_Passage to read_.
Let's consider corn as an example. In order for a corn seed to germinate, the soil temperature needs to be a minimum of 50oF. Corn seed typically will not germinate if the soil is colder than about 50oF. The minimum air temperature for vegetative growth (i.e., the growth of stem, leaves, and branches) is about 46oF, but the optimum range of temperatures for vegetative growth of corn is 77-90oF. At temperatures outside of the optimal range, growth tends to decline rapidly. Many plants can withstand short periods of temperatures outside of the optimal range, but extended periods of high temperatures above the optimal range can reduce the quality and yield of annual crops and tree fruits. Optimal reproduction of corn occurs between 64 and 72oF, and reproduction begins to fail at temperatures above 95oF. Reproductive failure for most crops begins around 95oF.
Water availability is a critical factor in agricultural production. We saw in Module 4 how increased temperature leads to increased transpiration rates. High rates of transpiration can also exhaust soil water supplies resulting in drought stress. Plants respond to drought stress through a variety of mechanisms, such as wilting their leaves, but the net result of prolonged drought stress is usually reduced productivity and yield. Water deficit during certain stages of a plant's growth can result in defects, such as tougher leaves in kales, chards, and mustards. Another example, blossom end rot in tomatoes and watermelon, is caused by water stress and results in fruit that is unmarketable (Figure 9.2.4 and for more photos of blossom end rot on different vegetables, visit Blossom end rot causes and cures in garden vegetables).
In addition to water stress and impacts on plant productivity and yield, increased temperatures can have other effects on crops. High temperatures and direct sunlight can sunburn developing fruits and vegetables. Intense heat can even scald or cook fruits and vegetables while still on the plant.

_Available data_.

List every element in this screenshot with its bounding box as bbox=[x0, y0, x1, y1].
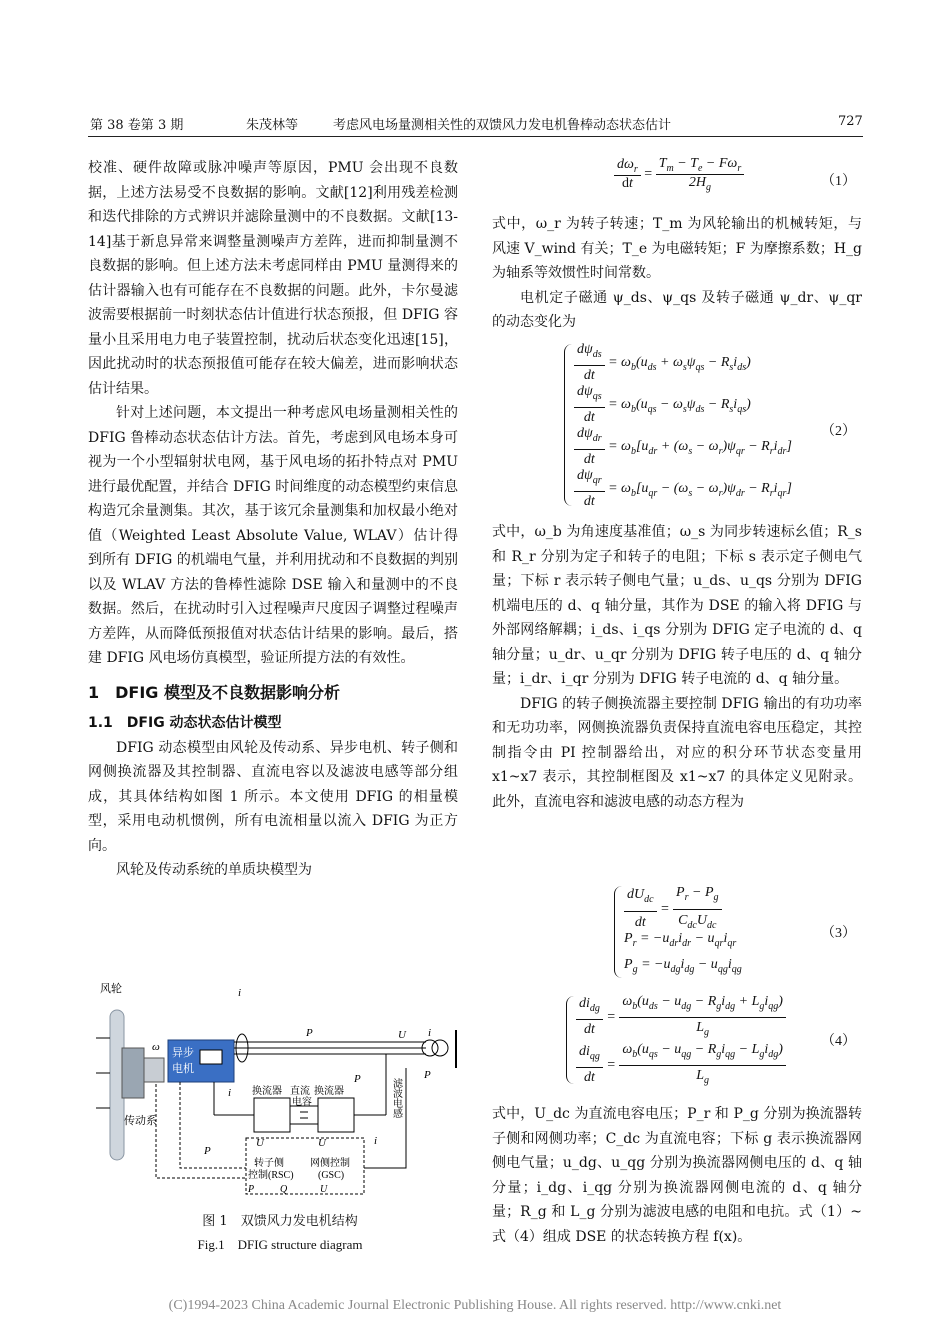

_Your task_. Reproduce the passage on crops and temperature word for word, starting at "Water availability is" and ending at "in garden vegetables).". The data is separate from the text on crops and stands apart from it.

_Task response_.
Water availability is a critical factor in agricultural production. We saw in Module 4 how increased temperature leads to increased transpiration rates. High rates of transpiration can also exhaust soil water supplies resulting in drought stress. Plants respond to drought stress through a variety of mechanisms, such as wilting their leaves, but the net result of prolonged drought stress is usually reduced productivity and yield. Water deficit during certain stages of a plant's growth can result in defects, such as tougher leaves in kales, chards, and mustards. Another example, blossom end rot in tomatoes and watermelon, is caused by water stress and results in fruit that is unmarketable (Figure 9.2.4 and for more photos of blossom end rot on different vegetables, visit Blossom end rot causes and cures in garden vegetables).